Set exercise → Images do not belong in the copy. Retype all the entries below exactly.

>> begin Given data

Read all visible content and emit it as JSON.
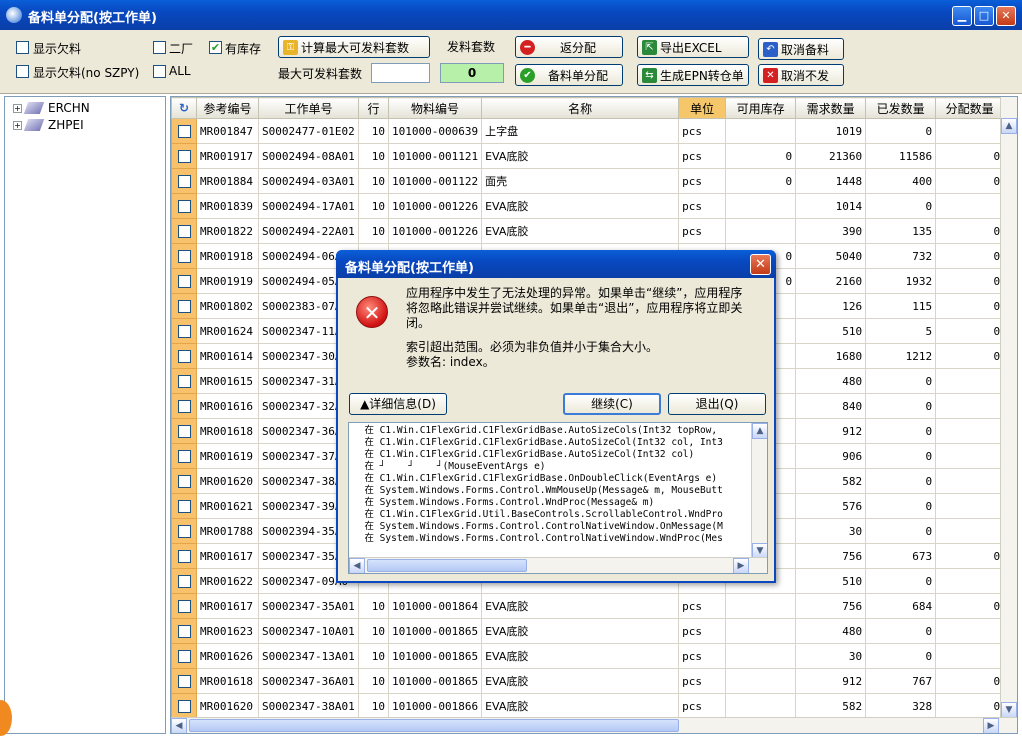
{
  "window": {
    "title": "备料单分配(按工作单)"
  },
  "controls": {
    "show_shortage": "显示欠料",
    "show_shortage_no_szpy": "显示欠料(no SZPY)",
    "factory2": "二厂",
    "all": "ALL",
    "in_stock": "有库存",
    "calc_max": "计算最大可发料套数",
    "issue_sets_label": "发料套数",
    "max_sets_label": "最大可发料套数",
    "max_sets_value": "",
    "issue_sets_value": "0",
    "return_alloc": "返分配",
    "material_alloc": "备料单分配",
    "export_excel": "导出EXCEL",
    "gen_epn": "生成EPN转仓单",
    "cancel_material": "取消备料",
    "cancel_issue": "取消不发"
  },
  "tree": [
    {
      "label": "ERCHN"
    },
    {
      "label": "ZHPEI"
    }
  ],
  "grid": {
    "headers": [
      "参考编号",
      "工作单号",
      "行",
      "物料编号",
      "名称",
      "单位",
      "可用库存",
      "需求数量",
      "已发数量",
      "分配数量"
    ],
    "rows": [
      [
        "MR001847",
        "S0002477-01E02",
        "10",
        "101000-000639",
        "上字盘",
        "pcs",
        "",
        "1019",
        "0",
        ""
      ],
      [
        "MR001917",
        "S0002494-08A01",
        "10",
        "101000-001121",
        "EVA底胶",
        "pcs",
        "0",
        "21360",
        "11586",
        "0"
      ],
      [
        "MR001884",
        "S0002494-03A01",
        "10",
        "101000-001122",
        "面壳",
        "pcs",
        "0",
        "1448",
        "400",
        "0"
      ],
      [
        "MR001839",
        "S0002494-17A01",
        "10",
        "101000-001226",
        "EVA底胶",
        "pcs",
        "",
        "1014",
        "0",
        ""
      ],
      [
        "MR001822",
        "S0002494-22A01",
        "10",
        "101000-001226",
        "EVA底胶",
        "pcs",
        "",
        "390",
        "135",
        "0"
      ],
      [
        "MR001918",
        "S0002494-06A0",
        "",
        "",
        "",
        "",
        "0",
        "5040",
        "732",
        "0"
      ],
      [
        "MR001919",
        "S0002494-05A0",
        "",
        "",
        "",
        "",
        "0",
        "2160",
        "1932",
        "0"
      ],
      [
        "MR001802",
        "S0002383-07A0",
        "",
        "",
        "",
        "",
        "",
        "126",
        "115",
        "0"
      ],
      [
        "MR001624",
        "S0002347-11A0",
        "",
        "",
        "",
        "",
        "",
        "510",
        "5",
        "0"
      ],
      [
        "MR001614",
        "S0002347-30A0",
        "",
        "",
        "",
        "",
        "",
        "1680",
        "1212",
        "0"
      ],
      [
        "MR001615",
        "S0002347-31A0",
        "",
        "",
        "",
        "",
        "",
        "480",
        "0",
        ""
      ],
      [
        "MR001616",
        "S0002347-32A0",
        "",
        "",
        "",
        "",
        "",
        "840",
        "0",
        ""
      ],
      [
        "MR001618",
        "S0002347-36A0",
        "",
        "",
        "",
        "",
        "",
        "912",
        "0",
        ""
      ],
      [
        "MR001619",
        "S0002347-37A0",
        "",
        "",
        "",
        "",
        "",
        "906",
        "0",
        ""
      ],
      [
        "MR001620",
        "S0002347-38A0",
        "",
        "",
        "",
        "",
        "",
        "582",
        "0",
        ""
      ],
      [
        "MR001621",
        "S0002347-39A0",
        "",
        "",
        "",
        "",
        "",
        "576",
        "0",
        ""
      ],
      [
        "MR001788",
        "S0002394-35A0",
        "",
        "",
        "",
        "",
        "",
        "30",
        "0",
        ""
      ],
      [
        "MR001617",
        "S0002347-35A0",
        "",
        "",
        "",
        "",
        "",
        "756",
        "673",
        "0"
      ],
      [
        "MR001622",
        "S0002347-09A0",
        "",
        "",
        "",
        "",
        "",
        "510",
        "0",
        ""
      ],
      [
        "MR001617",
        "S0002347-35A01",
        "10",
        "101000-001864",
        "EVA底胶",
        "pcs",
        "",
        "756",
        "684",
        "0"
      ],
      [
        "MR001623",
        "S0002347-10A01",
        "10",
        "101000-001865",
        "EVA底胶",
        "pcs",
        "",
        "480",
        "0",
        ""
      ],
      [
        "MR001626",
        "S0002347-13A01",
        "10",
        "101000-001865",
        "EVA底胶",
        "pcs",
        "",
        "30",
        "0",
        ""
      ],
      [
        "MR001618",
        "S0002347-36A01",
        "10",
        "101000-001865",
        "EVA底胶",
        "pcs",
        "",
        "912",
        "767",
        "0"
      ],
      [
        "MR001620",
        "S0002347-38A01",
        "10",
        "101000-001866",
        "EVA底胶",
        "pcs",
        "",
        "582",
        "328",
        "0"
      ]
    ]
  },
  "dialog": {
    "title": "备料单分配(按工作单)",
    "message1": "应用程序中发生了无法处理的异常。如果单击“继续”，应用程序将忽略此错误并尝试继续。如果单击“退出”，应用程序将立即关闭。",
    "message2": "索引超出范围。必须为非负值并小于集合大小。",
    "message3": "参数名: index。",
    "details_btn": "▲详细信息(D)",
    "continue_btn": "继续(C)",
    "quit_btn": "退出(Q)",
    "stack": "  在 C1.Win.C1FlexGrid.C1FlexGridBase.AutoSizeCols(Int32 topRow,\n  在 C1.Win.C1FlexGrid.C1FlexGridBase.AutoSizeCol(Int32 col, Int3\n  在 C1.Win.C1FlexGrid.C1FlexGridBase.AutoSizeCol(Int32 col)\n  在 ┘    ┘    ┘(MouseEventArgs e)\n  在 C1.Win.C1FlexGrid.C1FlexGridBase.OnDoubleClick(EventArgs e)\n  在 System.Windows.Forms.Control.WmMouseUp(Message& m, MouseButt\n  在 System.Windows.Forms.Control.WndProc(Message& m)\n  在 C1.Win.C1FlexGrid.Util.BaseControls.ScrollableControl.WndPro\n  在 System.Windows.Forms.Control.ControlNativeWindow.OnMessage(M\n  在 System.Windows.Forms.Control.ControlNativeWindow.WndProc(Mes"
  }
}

>> end Given data

Task output →
Read all visible content and emit it as JSON.
{
  "window": {
    "title": "备料单分配(按工作单)"
  },
  "controls": {
    "show_shortage": "显示欠料",
    "show_shortage_no_szpy": "显示欠料(no SZPY)",
    "factory2": "二厂",
    "all": "ALL",
    "in_stock": "有库存",
    "calc_max": "计算最大可发料套数",
    "issue_sets_label": "发料套数",
    "max_sets_label": "最大可发料套数",
    "max_sets_value": "",
    "issue_sets_value": "0",
    "return_alloc": "返分配",
    "material_alloc": "备料单分配",
    "export_excel": "导出EXCEL",
    "gen_epn": "生成EPN转仓单",
    "cancel_material": "取消备料",
    "cancel_issue": "取消不发"
  },
  "tree": [
    {
      "label": "ERCHN"
    },
    {
      "label": "ZHPEI"
    }
  ],
  "grid": {
    "headers": [
      "参考编号",
      "工作单号",
      "行",
      "物料编号",
      "名称",
      "单位",
      "可用库存",
      "需求数量",
      "已发数量",
      "分配数量"
    ],
    "rows": [
      [
        "MR001847",
        "S0002477-01E02",
        "10",
        "101000-000639",
        "上字盘",
        "pcs",
        "",
        "1019",
        "0",
        ""
      ],
      [
        "MR001917",
        "S0002494-08A01",
        "10",
        "101000-001121",
        "EVA底胶",
        "pcs",
        "0",
        "21360",
        "11586",
        "0"
      ],
      [
        "MR001884",
        "S0002494-03A01",
        "10",
        "101000-001122",
        "面壳",
        "pcs",
        "0",
        "1448",
        "400",
        "0"
      ],
      [
        "MR001839",
        "S0002494-17A01",
        "10",
        "101000-001226",
        "EVA底胶",
        "pcs",
        "",
        "1014",
        "0",
        ""
      ],
      [
        "MR001822",
        "S0002494-22A01",
        "10",
        "101000-001226",
        "EVA底胶",
        "pcs",
        "",
        "390",
        "135",
        "0"
      ],
      [
        "MR001918",
        "S0002494-06A0",
        "",
        "",
        "",
        "",
        "0",
        "5040",
        "732",
        "0"
      ],
      [
        "MR001919",
        "S0002494-05A0",
        "",
        "",
        "",
        "",
        "0",
        "2160",
        "1932",
        "0"
      ],
      [
        "MR001802",
        "S0002383-07A0",
        "",
        "",
        "",
        "",
        "",
        "126",
        "115",
        "0"
      ],
      [
        "MR001624",
        "S0002347-11A0",
        "",
        "",
        "",
        "",
        "",
        "510",
        "5",
        "0"
      ],
      [
        "MR001614",
        "S0002347-30A0",
        "",
        "",
        "",
        "",
        "",
        "1680",
        "1212",
        "0"
      ],
      [
        "MR001615",
        "S0002347-31A0",
        "",
        "",
        "",
        "",
        "",
        "480",
        "0",
        ""
      ],
      [
        "MR001616",
        "S0002347-32A0",
        "",
        "",
        "",
        "",
        "",
        "840",
        "0",
        ""
      ],
      [
        "MR001618",
        "S0002347-36A0",
        "",
        "",
        "",
        "",
        "",
        "912",
        "0",
        ""
      ],
      [
        "MR001619",
        "S0002347-37A0",
        "",
        "",
        "",
        "",
        "",
        "906",
        "0",
        ""
      ],
      [
        "MR001620",
        "S0002347-38A0",
        "",
        "",
        "",
        "",
        "",
        "582",
        "0",
        ""
      ],
      [
        "MR001621",
        "S0002347-39A0",
        "",
        "",
        "",
        "",
        "",
        "576",
        "0",
        ""
      ],
      [
        "MR001788",
        "S0002394-35A0",
        "",
        "",
        "",
        "",
        "",
        "30",
        "0",
        ""
      ],
      [
        "MR001617",
        "S0002347-35A0",
        "",
        "",
        "",
        "",
        "",
        "756",
        "673",
        "0"
      ],
      [
        "MR001622",
        "S0002347-09A0",
        "",
        "",
        "",
        "",
        "",
        "510",
        "0",
        ""
      ],
      [
        "MR001617",
        "S0002347-35A01",
        "10",
        "101000-001864",
        "EVA底胶",
        "pcs",
        "",
        "756",
        "684",
        "0"
      ],
      [
        "MR001623",
        "S0002347-10A01",
        "10",
        "101000-001865",
        "EVA底胶",
        "pcs",
        "",
        "480",
        "0",
        ""
      ],
      [
        "MR001626",
        "S0002347-13A01",
        "10",
        "101000-001865",
        "EVA底胶",
        "pcs",
        "",
        "30",
        "0",
        ""
      ],
      [
        "MR001618",
        "S0002347-36A01",
        "10",
        "101000-001865",
        "EVA底胶",
        "pcs",
        "",
        "912",
        "767",
        "0"
      ],
      [
        "MR001620",
        "S0002347-38A01",
        "10",
        "101000-001866",
        "EVA底胶",
        "pcs",
        "",
        "582",
        "328",
        "0"
      ]
    ]
  },
  "dialog": {
    "title": "备料单分配(按工作单)",
    "message1": "应用程序中发生了无法处理的异常。如果单击“继续”，应用程序将忽略此错误并尝试继续。如果单击“退出”，应用程序将立即关闭。",
    "message2": "索引超出范围。必须为非负值并小于集合大小。",
    "message3": "参数名: index。",
    "details_btn": "▲详细信息(D)",
    "continue_btn": "继续(C)",
    "quit_btn": "退出(Q)",
    "stack": "  在 C1.Win.C1FlexGrid.C1FlexGridBase.AutoSizeCols(Int32 topRow,\n  在 C1.Win.C1FlexGrid.C1FlexGridBase.AutoSizeCol(Int32 col, Int3\n  在 C1.Win.C1FlexGrid.C1FlexGridBase.AutoSizeCol(Int32 col)\n  在 ┘    ┘    ┘(MouseEventArgs e)\n  在 C1.Win.C1FlexGrid.C1FlexGridBase.OnDoubleClick(EventArgs e)\n  在 System.Windows.Forms.Control.WmMouseUp(Message& m, MouseButt\n  在 System.Windows.Forms.Control.WndProc(Message& m)\n  在 C1.Win.C1FlexGrid.Util.BaseControls.ScrollableControl.WndPro\n  在 System.Windows.Forms.Control.ControlNativeWindow.OnMessage(M\n  在 System.Windows.Forms.Control.ControlNativeWindow.WndProc(Mes"
  }
}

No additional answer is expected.